● **DO THIS**
Set down the material once more, exactly as it appears.

━━━━━ EXCERPTED RECORDS

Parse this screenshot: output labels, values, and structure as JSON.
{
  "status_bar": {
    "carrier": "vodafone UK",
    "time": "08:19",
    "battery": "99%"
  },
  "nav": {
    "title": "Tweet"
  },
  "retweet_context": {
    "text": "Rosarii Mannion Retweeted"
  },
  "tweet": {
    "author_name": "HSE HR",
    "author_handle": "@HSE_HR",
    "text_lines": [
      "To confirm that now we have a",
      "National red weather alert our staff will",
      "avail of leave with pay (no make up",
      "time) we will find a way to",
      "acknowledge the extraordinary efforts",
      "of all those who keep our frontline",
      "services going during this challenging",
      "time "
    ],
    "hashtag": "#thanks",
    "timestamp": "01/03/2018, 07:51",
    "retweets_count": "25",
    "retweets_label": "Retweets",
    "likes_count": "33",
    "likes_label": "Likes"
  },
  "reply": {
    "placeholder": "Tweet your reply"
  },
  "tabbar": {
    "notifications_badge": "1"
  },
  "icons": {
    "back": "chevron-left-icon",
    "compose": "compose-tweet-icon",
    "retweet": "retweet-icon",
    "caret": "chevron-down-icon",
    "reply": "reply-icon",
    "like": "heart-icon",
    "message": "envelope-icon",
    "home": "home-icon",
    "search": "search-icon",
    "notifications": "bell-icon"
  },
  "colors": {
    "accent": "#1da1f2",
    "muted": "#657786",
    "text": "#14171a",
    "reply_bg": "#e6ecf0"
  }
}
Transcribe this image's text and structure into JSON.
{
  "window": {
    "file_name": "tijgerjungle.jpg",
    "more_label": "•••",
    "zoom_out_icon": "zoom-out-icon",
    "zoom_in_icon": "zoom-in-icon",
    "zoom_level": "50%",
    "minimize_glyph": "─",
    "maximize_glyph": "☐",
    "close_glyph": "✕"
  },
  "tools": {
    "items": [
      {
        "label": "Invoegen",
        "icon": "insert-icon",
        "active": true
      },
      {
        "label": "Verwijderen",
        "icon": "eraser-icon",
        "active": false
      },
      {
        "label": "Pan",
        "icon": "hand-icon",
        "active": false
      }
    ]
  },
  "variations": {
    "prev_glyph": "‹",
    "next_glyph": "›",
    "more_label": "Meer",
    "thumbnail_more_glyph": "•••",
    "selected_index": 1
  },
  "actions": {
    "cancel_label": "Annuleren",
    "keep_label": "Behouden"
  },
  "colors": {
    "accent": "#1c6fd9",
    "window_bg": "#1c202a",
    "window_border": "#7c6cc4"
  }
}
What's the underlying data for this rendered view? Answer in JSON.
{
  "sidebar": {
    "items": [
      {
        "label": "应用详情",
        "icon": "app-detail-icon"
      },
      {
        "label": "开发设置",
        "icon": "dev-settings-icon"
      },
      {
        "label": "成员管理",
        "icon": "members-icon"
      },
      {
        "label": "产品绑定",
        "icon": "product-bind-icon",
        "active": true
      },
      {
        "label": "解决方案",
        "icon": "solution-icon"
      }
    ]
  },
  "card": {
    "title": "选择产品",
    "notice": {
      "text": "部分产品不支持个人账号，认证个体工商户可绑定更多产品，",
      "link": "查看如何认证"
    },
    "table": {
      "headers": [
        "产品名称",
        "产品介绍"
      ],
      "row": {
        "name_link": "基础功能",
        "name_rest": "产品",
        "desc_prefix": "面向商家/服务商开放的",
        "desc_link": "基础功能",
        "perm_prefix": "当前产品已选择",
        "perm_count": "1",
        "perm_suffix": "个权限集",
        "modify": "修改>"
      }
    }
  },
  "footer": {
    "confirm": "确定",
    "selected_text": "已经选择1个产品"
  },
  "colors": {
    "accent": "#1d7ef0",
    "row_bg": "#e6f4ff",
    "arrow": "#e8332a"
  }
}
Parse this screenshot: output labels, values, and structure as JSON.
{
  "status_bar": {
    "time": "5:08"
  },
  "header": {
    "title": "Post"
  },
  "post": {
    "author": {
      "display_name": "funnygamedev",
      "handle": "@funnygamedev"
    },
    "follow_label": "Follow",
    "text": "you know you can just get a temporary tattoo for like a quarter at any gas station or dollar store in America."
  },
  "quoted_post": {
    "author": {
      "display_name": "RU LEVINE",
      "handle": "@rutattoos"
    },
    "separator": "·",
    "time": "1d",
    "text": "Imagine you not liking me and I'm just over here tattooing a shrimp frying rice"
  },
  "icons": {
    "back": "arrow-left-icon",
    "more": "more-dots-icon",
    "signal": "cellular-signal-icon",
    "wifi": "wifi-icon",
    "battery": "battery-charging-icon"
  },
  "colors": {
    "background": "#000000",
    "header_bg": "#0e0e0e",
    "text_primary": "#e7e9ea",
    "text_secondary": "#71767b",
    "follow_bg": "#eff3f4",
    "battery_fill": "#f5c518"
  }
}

━━━━━━━━━━

● **RESULT OF THIS TASK**
Parse this screenshot: output labels, values, and structure as JSON.
{
  "status_bar": {
    "carrier": "vodafone UK",
    "time": "08:19",
    "battery": "99%"
  },
  "nav": {
    "title": "Tweet"
  },
  "retweet_context": {
    "text": "Rosarii Mannion Retweeted"
  },
  "tweet": {
    "author_name": "HSE HR",
    "author_handle": "@HSE_HR",
    "text_lines": [
      "To confirm that now we have a",
      "National red weather alert our staff will",
      "avail of leave with pay (no make up",
      "time) we will find a way to",
      "acknowledge the extraordinary efforts",
      "of all those who keep our frontline",
      "services going during this challenging",
      "time "
    ],
    "hashtag": "#thanks",
    "timestamp": "01/03/2018, 07:51",
    "retweets_count": "25",
    "retweets_label": "Retweets",
    "likes_count": "33",
    "likes_label": "Likes"
  },
  "reply": {
    "placeholder": "Tweet your reply"
  },
  "tabbar": {
    "notifications_badge": "1"
  },
  "icons": {
    "back": "chevron-left-icon",
    "compose": "compose-tweet-icon",
    "retweet": "retweet-icon",
    "caret": "chevron-down-icon",
    "reply": "reply-icon",
    "like": "heart-icon",
    "message": "envelope-icon",
    "home": "home-icon",
    "search": "search-icon",
    "notifications": "bell-icon"
  },
  "colors": {
    "accent": "#1da1f2",
    "muted": "#657786",
    "text": "#14171a",
    "reply_bg": "#e6ecf0"
  }
}
Transcribe this image's text and structure into JSON.
{
  "window": {
    "file_name": "tijgerjungle.jpg",
    "more_label": "•••",
    "zoom_out_icon": "zoom-out-icon",
    "zoom_in_icon": "zoom-in-icon",
    "zoom_level": "50%",
    "minimize_glyph": "─",
    "maximize_glyph": "☐",
    "close_glyph": "✕"
  },
  "tools": {
    "items": [
      {
        "label": "Invoegen",
        "icon": "insert-icon",
        "active": true
      },
      {
        "label": "Verwijderen",
        "icon": "eraser-icon",
        "active": false
      },
      {
        "label": "Pan",
        "icon": "hand-icon",
        "active": false
      }
    ]
  },
  "variations": {
    "prev_glyph": "‹",
    "next_glyph": "›",
    "more_label": "Meer",
    "thumbnail_more_glyph": "•••",
    "selected_index": 1
  },
  "actions": {
    "cancel_label": "Annuleren",
    "keep_label": "Behouden"
  },
  "colors": {
    "accent": "#1c6fd9",
    "window_bg": "#1c202a",
    "window_border": "#7c6cc4"
  }
}
What's the underlying data for this rendered view? Answer in JSON.
{
  "sidebar": {
    "items": [
      {
        "label": "应用详情",
        "icon": "app-detail-icon"
      },
      {
        "label": "开发设置",
        "icon": "dev-settings-icon"
      },
      {
        "label": "成员管理",
        "icon": "members-icon"
      },
      {
        "label": "产品绑定",
        "icon": "product-bind-icon",
        "active": true
      },
      {
        "label": "解决方案",
        "icon": "solution-icon"
      }
    ]
  },
  "card": {
    "title": "选择产品",
    "notice": {
      "text": "部分产品不支持个人账号，认证个体工商户可绑定更多产品，",
      "link": "查看如何认证"
    },
    "table": {
      "headers": [
        "产品名称",
        "产品介绍"
      ],
      "row": {
        "name_link": "基础功能",
        "name_rest": "产品",
        "desc_prefix": "面向商家/服务商开放的",
        "desc_link": "基础功能",
        "perm_prefix": "当前产品已选择",
        "perm_count": "1",
        "perm_suffix": "个权限集",
        "modify": "修改>"
      }
    }
  },
  "footer": {
    "confirm": "确定",
    "selected_text": "已经选择1个产品"
  },
  "colors": {
    "accent": "#1d7ef0",
    "row_bg": "#e6f4ff",
    "arrow": "#e8332a"
  }
}
Parse this screenshot: output labels, values, and structure as JSON.
{
  "status_bar": {
    "time": "5:08"
  },
  "header": {
    "title": "Post"
  },
  "post": {
    "author": {
      "display_name": "funnygamedev",
      "handle": "@funnygamedev"
    },
    "follow_label": "Follow",
    "text": "you know you can just get a temporary tattoo for like a quarter at any gas station or dollar store in America."
  },
  "quoted_post": {
    "author": {
      "display_name": "RU LEVINE",
      "handle": "@rutattoos"
    },
    "separator": "·",
    "time": "1d",
    "text": "Imagine you not liking me and I'm just over here tattooing a shrimp frying rice"
  },
  "icons": {
    "back": "arrow-left-icon",
    "more": "more-dots-icon",
    "signal": "cellular-signal-icon",
    "wifi": "wifi-icon",
    "battery": "battery-charging-icon"
  },
  "colors": {
    "background": "#000000",
    "header_bg": "#0e0e0e",
    "text_primary": "#e7e9ea",
    "text_secondary": "#71767b",
    "follow_bg": "#eff3f4",
    "battery_fill": "#f5c518"
  }
}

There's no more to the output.